## Exercise directions
Return every line below as is, leaving out the pictures.

[start of Provided data]

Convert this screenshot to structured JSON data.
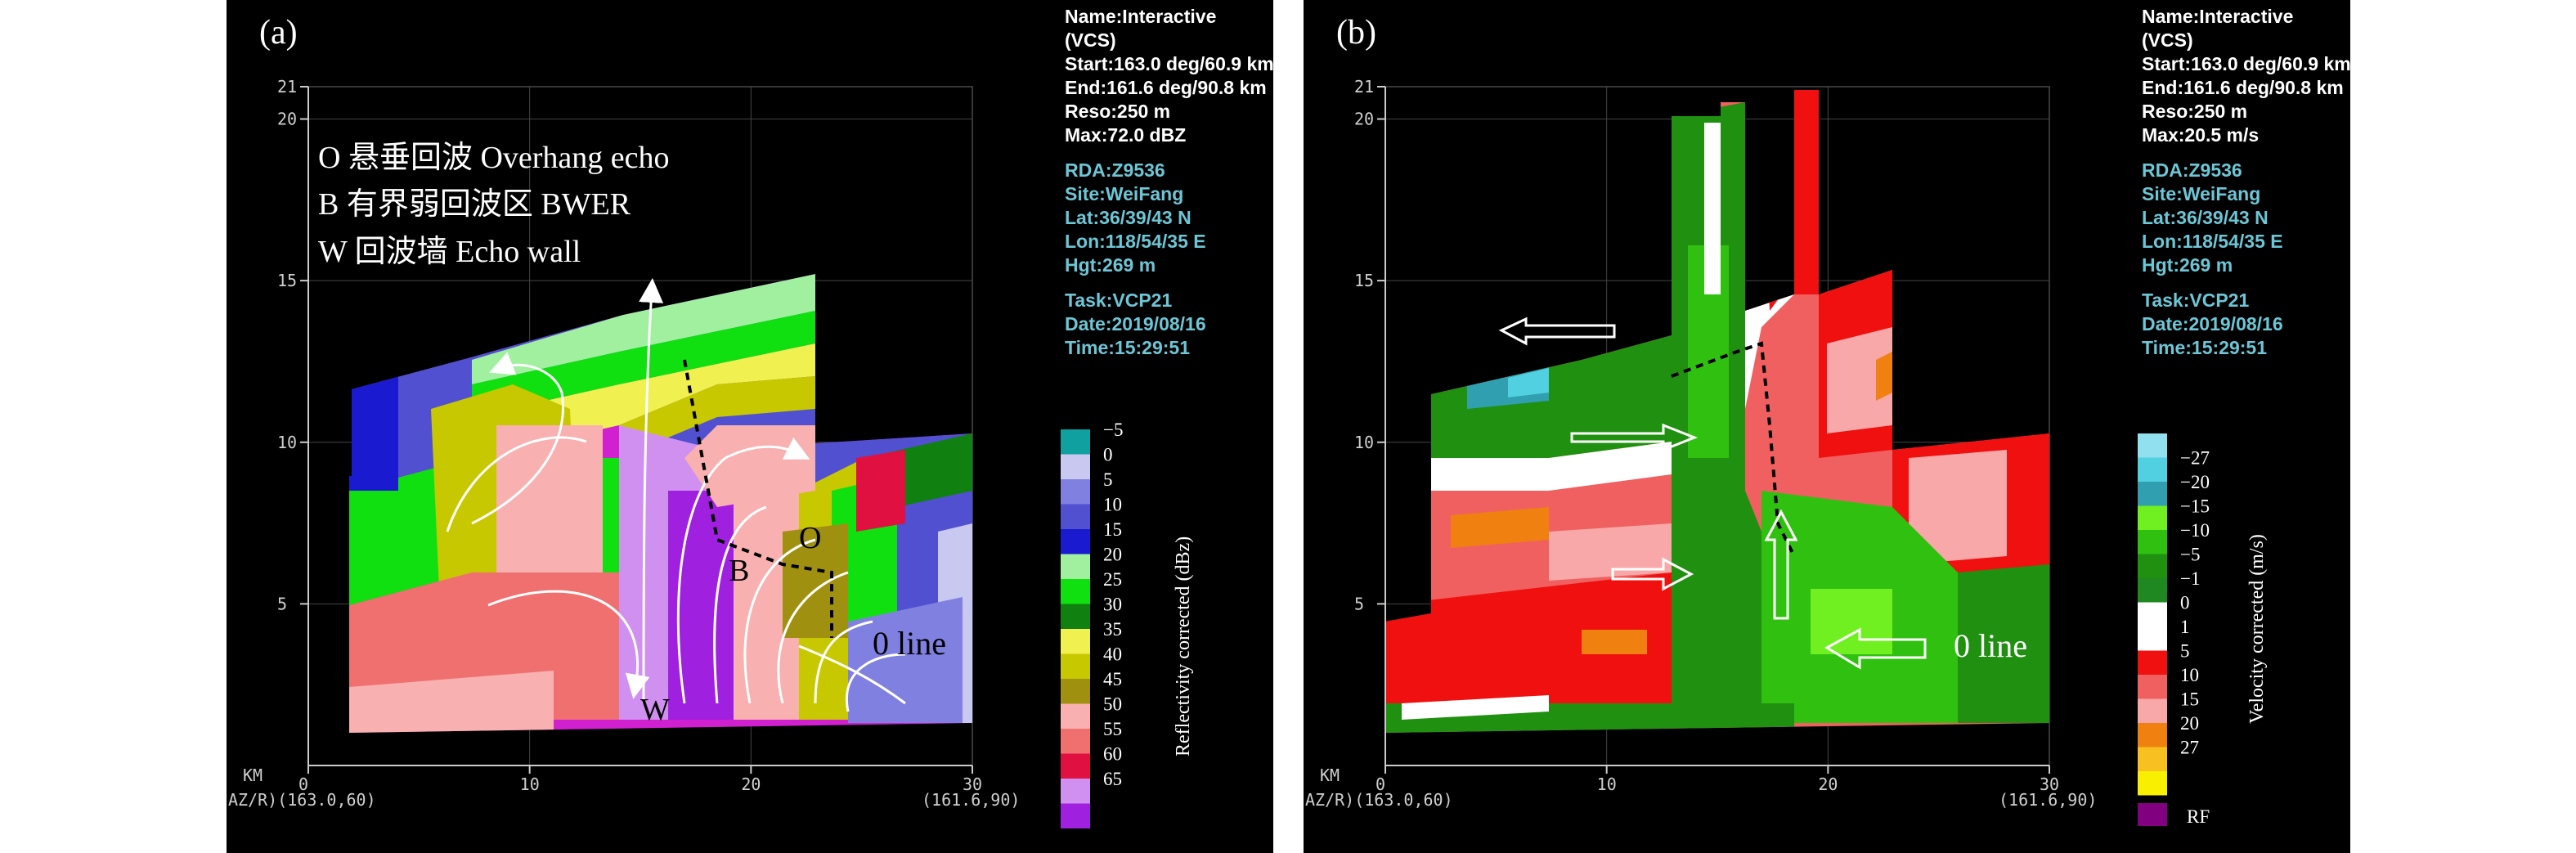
{
  "chart_data": [
    {
      "type": "heatmap",
      "panel_label": "(a)",
      "product": "Reflectivity corrected (dBz)",
      "xlim": [
        0,
        30
      ],
      "ylim": [
        0,
        21
      ],
      "x_ticks": [
        "0",
        "10",
        "20",
        "30"
      ],
      "y_ticks": [
        "5",
        "10",
        "15",
        "20",
        "21"
      ],
      "xlabel": "KM",
      "az_start": "AZ/R)(163.0,60)",
      "az_end": "(161.6,90)",
      "info": {
        "name": "Name:Interactive",
        "vcs": "(VCS)",
        "start": "Start:163.0 deg/60.9 km",
        "end": "End:161.6 deg/90.8 km",
        "reso": "Reso:250 m",
        "max": "Max:72.0 dBZ",
        "rda": "RDA:Z9536",
        "site": "Site:WeiFang",
        "lat": "Lat:36/39/43 N",
        "lon": "Lon:118/54/35 E",
        "hgt": "Hgt:269 m",
        "task": "Task:VCP21",
        "date": "Date:2019/08/16",
        "time": "Time:15:29:51"
      },
      "legend": [
        {
          "label": "−5",
          "color": "#10a0a0"
        },
        {
          "label": "0",
          "color": "#c8c8f0"
        },
        {
          "label": "5",
          "color": "#8080e0"
        },
        {
          "label": "10",
          "color": "#5050d0"
        },
        {
          "label": "15",
          "color": "#1a1ad0"
        },
        {
          "label": "20",
          "color": "#a0f0a0"
        },
        {
          "label": "25",
          "color": "#10e010"
        },
        {
          "label": "30",
          "color": "#108010"
        },
        {
          "label": "35",
          "color": "#f0f050"
        },
        {
          "label": "40",
          "color": "#c8c800"
        },
        {
          "label": "45",
          "color": "#a09010"
        },
        {
          "label": "50",
          "color": "#f8b0b0"
        },
        {
          "label": "55",
          "color": "#f07070"
        },
        {
          "label": "60",
          "color": "#e01040"
        },
        {
          "label": "65",
          "color": "#d090f0"
        },
        {
          "label": "",
          "color": "#a020e0"
        }
      ],
      "annotations": {
        "line1": "O  悬垂回波 Overhang echo",
        "line2": "B  有界弱回波区 BWER",
        "line3": "W  回波墙 Echo wall",
        "O": "O",
        "B": "B",
        "W": "W",
        "zero_line": "0 line"
      }
    },
    {
      "type": "heatmap",
      "panel_label": "(b)",
      "product": "Velocity corrected (m/s)",
      "xlim": [
        0,
        30
      ],
      "ylim": [
        0,
        21
      ],
      "x_ticks": [
        "0",
        "10",
        "20",
        "30"
      ],
      "y_ticks": [
        "5",
        "10",
        "15",
        "20",
        "21"
      ],
      "xlabel": "KM",
      "az_start": "AZ/R)(163.0,60)",
      "az_end": "(161.6,90)",
      "info": {
        "name": "Name:Interactive",
        "vcs": "(VCS)",
        "start": "Start:163.0 deg/60.9 km",
        "end": "End:161.6 deg/90.8 km",
        "reso": "Reso:250 m",
        "max": "Max:20.5 m/s",
        "rda": "RDA:Z9536",
        "site": "Site:WeiFang",
        "lat": "Lat:36/39/43 N",
        "lon": "Lon:118/54/35 E",
        "hgt": "Hgt:269 m",
        "task": "Task:VCP21",
        "date": "Date:2019/08/16",
        "time": "Time:15:29:51"
      },
      "legend": [
        {
          "label": "",
          "color": "#90e0f0"
        },
        {
          "label": "−27",
          "color": "#50d0e0"
        },
        {
          "label": "−20",
          "color": "#30a0b0"
        },
        {
          "label": "−15",
          "color": "#70f020"
        },
        {
          "label": "−10",
          "color": "#30c010"
        },
        {
          "label": "−5",
          "color": "#209010"
        },
        {
          "label": "−1",
          "color": "#208820"
        },
        {
          "label": "0",
          "color": "#ffffff"
        },
        {
          "label": "1",
          "color": "#ffffff"
        },
        {
          "label": "5",
          "color": "#f01010"
        },
        {
          "label": "10",
          "color": "#f06060"
        },
        {
          "label": "15",
          "color": "#f8a8a8"
        },
        {
          "label": "20",
          "color": "#f08010"
        },
        {
          "label": "27",
          "color": "#f8c020"
        },
        {
          "label": "",
          "color": "#f8f000"
        }
      ],
      "rf_label": "RF",
      "rf_color": "#800080",
      "annotations": {
        "zero_line": "0 line"
      }
    }
  ]
}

[end of Provided data]

## The reply
Convert this screenshot to structured JSON data.
{
  "chart_data": [
    {
      "type": "heatmap",
      "panel_label": "(a)",
      "product": "Reflectivity corrected (dBz)",
      "xlim": [
        0,
        30
      ],
      "ylim": [
        0,
        21
      ],
      "x_ticks": [
        "0",
        "10",
        "20",
        "30"
      ],
      "y_ticks": [
        "5",
        "10",
        "15",
        "20",
        "21"
      ],
      "xlabel": "KM",
      "az_start": "AZ/R)(163.0,60)",
      "az_end": "(161.6,90)",
      "info": {
        "name": "Name:Interactive",
        "vcs": "(VCS)",
        "start": "Start:163.0 deg/60.9 km",
        "end": "End:161.6 deg/90.8 km",
        "reso": "Reso:250 m",
        "max": "Max:72.0 dBZ",
        "rda": "RDA:Z9536",
        "site": "Site:WeiFang",
        "lat": "Lat:36/39/43 N",
        "lon": "Lon:118/54/35 E",
        "hgt": "Hgt:269 m",
        "task": "Task:VCP21",
        "date": "Date:2019/08/16",
        "time": "Time:15:29:51"
      },
      "legend": [
        {
          "label": "−5",
          "color": "#10a0a0"
        },
        {
          "label": "0",
          "color": "#c8c8f0"
        },
        {
          "label": "5",
          "color": "#8080e0"
        },
        {
          "label": "10",
          "color": "#5050d0"
        },
        {
          "label": "15",
          "color": "#1a1ad0"
        },
        {
          "label": "20",
          "color": "#a0f0a0"
        },
        {
          "label": "25",
          "color": "#10e010"
        },
        {
          "label": "30",
          "color": "#108010"
        },
        {
          "label": "35",
          "color": "#f0f050"
        },
        {
          "label": "40",
          "color": "#c8c800"
        },
        {
          "label": "45",
          "color": "#a09010"
        },
        {
          "label": "50",
          "color": "#f8b0b0"
        },
        {
          "label": "55",
          "color": "#f07070"
        },
        {
          "label": "60",
          "color": "#e01040"
        },
        {
          "label": "65",
          "color": "#d090f0"
        },
        {
          "label": "",
          "color": "#a020e0"
        }
      ],
      "annotations": {
        "line1": "O  悬垂回波 Overhang echo",
        "line2": "B  有界弱回波区 BWER",
        "line3": "W  回波墙 Echo wall",
        "O": "O",
        "B": "B",
        "W": "W",
        "zero_line": "0 line"
      }
    },
    {
      "type": "heatmap",
      "panel_label": "(b)",
      "product": "Velocity corrected (m/s)",
      "xlim": [
        0,
        30
      ],
      "ylim": [
        0,
        21
      ],
      "x_ticks": [
        "0",
        "10",
        "20",
        "30"
      ],
      "y_ticks": [
        "5",
        "10",
        "15",
        "20",
        "21"
      ],
      "xlabel": "KM",
      "az_start": "AZ/R)(163.0,60)",
      "az_end": "(161.6,90)",
      "info": {
        "name": "Name:Interactive",
        "vcs": "(VCS)",
        "start": "Start:163.0 deg/60.9 km",
        "end": "End:161.6 deg/90.8 km",
        "reso": "Reso:250 m",
        "max": "Max:20.5 m/s",
        "rda": "RDA:Z9536",
        "site": "Site:WeiFang",
        "lat": "Lat:36/39/43 N",
        "lon": "Lon:118/54/35 E",
        "hgt": "Hgt:269 m",
        "task": "Task:VCP21",
        "date": "Date:2019/08/16",
        "time": "Time:15:29:51"
      },
      "legend": [
        {
          "label": "",
          "color": "#90e0f0"
        },
        {
          "label": "−27",
          "color": "#50d0e0"
        },
        {
          "label": "−20",
          "color": "#30a0b0"
        },
        {
          "label": "−15",
          "color": "#70f020"
        },
        {
          "label": "−10",
          "color": "#30c010"
        },
        {
          "label": "−5",
          "color": "#209010"
        },
        {
          "label": "−1",
          "color": "#208820"
        },
        {
          "label": "0",
          "color": "#ffffff"
        },
        {
          "label": "1",
          "color": "#ffffff"
        },
        {
          "label": "5",
          "color": "#f01010"
        },
        {
          "label": "10",
          "color": "#f06060"
        },
        {
          "label": "15",
          "color": "#f8a8a8"
        },
        {
          "label": "20",
          "color": "#f08010"
        },
        {
          "label": "27",
          "color": "#f8c020"
        },
        {
          "label": "",
          "color": "#f8f000"
        }
      ],
      "rf_label": "RF",
      "rf_color": "#800080",
      "annotations": {
        "zero_line": "0 line"
      }
    }
  ]
}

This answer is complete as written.